Jean-Jacques Delescazes, Le Mémorial historique contenant la narration des troubles et ce qui est arrivé diversement de plus remarquable dans le Pays de Foix et diocèse de Pamiers depuis l'an de grâce 1490 jusques à 1640, Toulouse, Arnaud Colomiez, 1644 (réédition critique par l'archiviste de l'Ariège F. Pasquier et la Société Ariégeoise des Sciences, Lettres et Arts à Foix, Veuve Pomiès, en 1895; réimpression par Soula en 1989), chapitres 44 et 45, pp.190-195 (pp.146-149).

Téléchargeable sur Tolosana (Universités toulousaines): https://tolosana.univ-toulouse.fr/notice/07557456X


(1) Voir à ce sujet les deux articles (1894 et 1896) de Georges Noblet en appendice à la réédition du Mémorial historique: Le meurtre du curé Delescazes, auteur du Mémorial historique, d'après des documents inédits (1647); Incidents de la vie du curé J.-J. Delescazes, l'auteur du Mémorial historique, d'après des documents inédits.

__________


Le 7 mai au courant, sur quelque bruit de guerre, ceux de Mazères et autres rebelles, attisant davantage le feu de rébellion, prirent les armes de toutes parts. Et le 14 du dit mois, les mêmes étant en nombre de 500 hommes, entreprirent de se saisir du Fossat. Mais ils furent repoussés et leurs forces inutiles. 

Le 16 du dit mois, les volontés des habitants de Saverdun étant conformes à celles des autres rebelles, pour continuer l'horrible confusion qu'ils méditaient à la ruine des catholiques, saisirent prisonnier le sieur Clarac et, l'ayant fait lier et garroter, fut après conduit au lieu du Vernet avec promesse que si les habitants voulaient mettre entre leurs mains la place, il serait mis en liberté. Sur le refus desquels habitants, avant leur retour à Saverdun le dit sieur Clarac se sauva, heure de nuit, à la faveur de la rivière dans laquelle il se jeta à corps perdu. 

Le 5 de juin suivant, les mêmes habitants, faisant des courses (1), arrêtèrent prisonniers de guerre les voituriers et autres passants avec leurs chevaux et marchandises, continuant ainsi leurs maléfices et ravages dans ce maudit désordre. Qui fut cause que, pour arrêter leur félonnie et écorner leurs pernicieuses conjurations, le seigneur de Thémines, maréchal de France, ayant commandement du Roi de conduire son armée vers le Païs de Foix, se transporta à Calmont, l'assiégea et le prit le jeudi 21 août 1625. Le vendredi au soir, 22 du dit mois, les habitants s'étant sauvés, le feu y fut aussitôt mis dedans par l'armée qui le démantela, abattit le pont et 4 des rebelles furent pendus à un arbre.

### PETIT EXERCICE 1
Relevez chacun des noms de lieux qui figurent dans le récit du texte source commençant par « Le 7 mai au courant ».
### PETIT EXERCICE 2
Recopiez tel quel, dans le texte source, le passage qui va de « (1) Voir à ce » jusqu'à « des documents inédits. ».

### Entrées enregistrées du jeu de données

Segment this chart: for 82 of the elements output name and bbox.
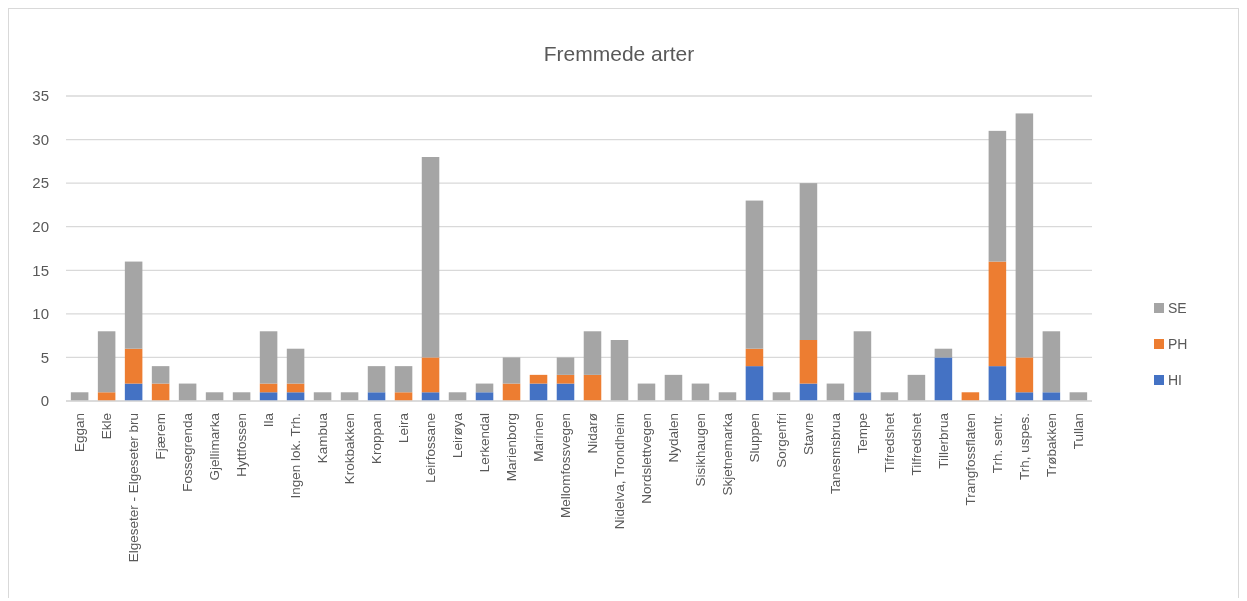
bar xyxy=(394,366,413,393)
x-tick-label: Sluppen xyxy=(747,413,763,463)
bar xyxy=(556,357,575,375)
bar xyxy=(421,157,440,358)
x-tick-label: Kambua xyxy=(315,412,331,464)
x-tick-label: Marinen xyxy=(531,413,547,462)
bar xyxy=(151,366,170,384)
bar xyxy=(799,183,818,340)
x-tick-label: Lerkendal xyxy=(477,413,493,473)
x-tick-label: Nordslettvegen xyxy=(639,413,655,504)
bar xyxy=(97,331,116,393)
y-tick-label: 25 xyxy=(32,174,49,192)
bar xyxy=(421,357,440,393)
legend-label: PH xyxy=(1168,335,1188,352)
legend-label: SE xyxy=(1168,299,1187,316)
bar xyxy=(664,374,683,401)
chart-title: Fremmede arter xyxy=(543,42,695,65)
y-tick-label: 0 xyxy=(40,392,49,410)
x-tick-label: Tilfredshet xyxy=(909,412,925,476)
x-tick-label: Leirfossane xyxy=(423,413,439,483)
x-tick-label: Skjetnemarka xyxy=(720,412,736,496)
bar xyxy=(745,348,764,367)
x-tick-label: Fossegrenda xyxy=(180,412,196,492)
legend-label: HI xyxy=(1168,371,1182,388)
bar xyxy=(124,261,143,349)
x-tick-label: Fjærem xyxy=(153,413,169,460)
y-tick-label: 5 xyxy=(40,348,49,366)
bar xyxy=(124,348,143,384)
bar xyxy=(610,340,629,401)
bar xyxy=(1042,331,1061,393)
y-tick-label: 35 xyxy=(32,87,49,105)
x-tick-label: Sisikhaugen xyxy=(693,413,709,487)
bar xyxy=(556,374,575,384)
x-tick-label: Leirøya xyxy=(450,412,466,459)
bar xyxy=(907,374,926,401)
x-tick-label: Gjellimarka xyxy=(207,412,223,481)
bar xyxy=(988,261,1007,367)
bar xyxy=(745,200,764,349)
x-tick-label: Sorgenfri xyxy=(774,413,790,468)
x-tick-label: Ekle xyxy=(99,413,115,440)
x-tick-label: Mellomfossvegen xyxy=(558,413,574,519)
bar xyxy=(367,366,386,393)
bar xyxy=(286,348,305,384)
y-tick-label: 30 xyxy=(32,130,49,148)
x-tick-label: Nidelva, Trondheim xyxy=(612,413,628,530)
y-tick-label: 15 xyxy=(32,261,49,279)
x-tick-label: Tempe xyxy=(855,413,871,454)
x-tick-label: Leira xyxy=(396,412,412,444)
y-tick-label: 20 xyxy=(32,217,49,235)
x-tick-label: Elgeseter - Elgeseter bru xyxy=(126,413,142,563)
x-tick-label: Eggan xyxy=(72,413,88,453)
x-tick-label: Ila xyxy=(261,412,277,428)
x-tick-label: Trh. sentr. xyxy=(990,413,1006,474)
y-tick-label: 10 xyxy=(32,305,49,323)
bar xyxy=(1015,113,1034,358)
bar xyxy=(988,366,1007,401)
bar xyxy=(853,331,872,393)
x-tick-label: Tillerbrua xyxy=(936,412,952,469)
x-tick-label: Nidarø xyxy=(585,413,601,454)
x-tick-label: Krokbakken xyxy=(342,413,358,485)
bar xyxy=(529,374,548,384)
x-tick-label: Tanesmsbrua xyxy=(828,412,844,495)
x-tick-label: Hyttfossen xyxy=(234,413,250,477)
bar xyxy=(583,374,602,401)
bar xyxy=(502,357,521,384)
x-tick-label: Trøbakken xyxy=(1044,413,1060,478)
x-tick-label: Nydalen xyxy=(666,413,682,463)
bar xyxy=(745,366,764,401)
bar xyxy=(934,357,953,401)
x-tick-label: Trh, uspes. xyxy=(1017,413,1033,481)
x-tick-label: Kroppan xyxy=(369,413,385,465)
x-tick-label: Tullan xyxy=(1071,413,1087,450)
bar xyxy=(259,331,278,384)
x-tick-label: Tifredshet xyxy=(882,412,898,473)
bar xyxy=(1015,357,1034,393)
bar xyxy=(583,331,602,375)
bar xyxy=(988,130,1007,262)
x-tick-label: Trangfossflaten xyxy=(963,413,979,506)
bar xyxy=(799,340,818,384)
x-tick-label: Stavne xyxy=(801,413,817,456)
x-tick-label: Ingen lok. Trh. xyxy=(288,413,304,499)
x-tick-label: Marienborg xyxy=(504,413,520,482)
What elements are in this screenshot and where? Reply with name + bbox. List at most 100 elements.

### RÉPONSE ATTENDUE 1
Mazères
Fossat
Saverdun
Vernet
Païs de Foix
Calmont

### RÉPONSE ATTENDUE 2
(1) Voir à ce sujet les deux articles (1894 et 1896) de Georges Noblet en appendice à la réédition du Mémorial historique: Le meurtre du curé Delescazes, auteur du Mémorial historique, d'après des documents inédits (1647); Incidents de la vie du curé J.-J. Delescazes, l'auteur du Mémorial historique, d'après des documents inédits.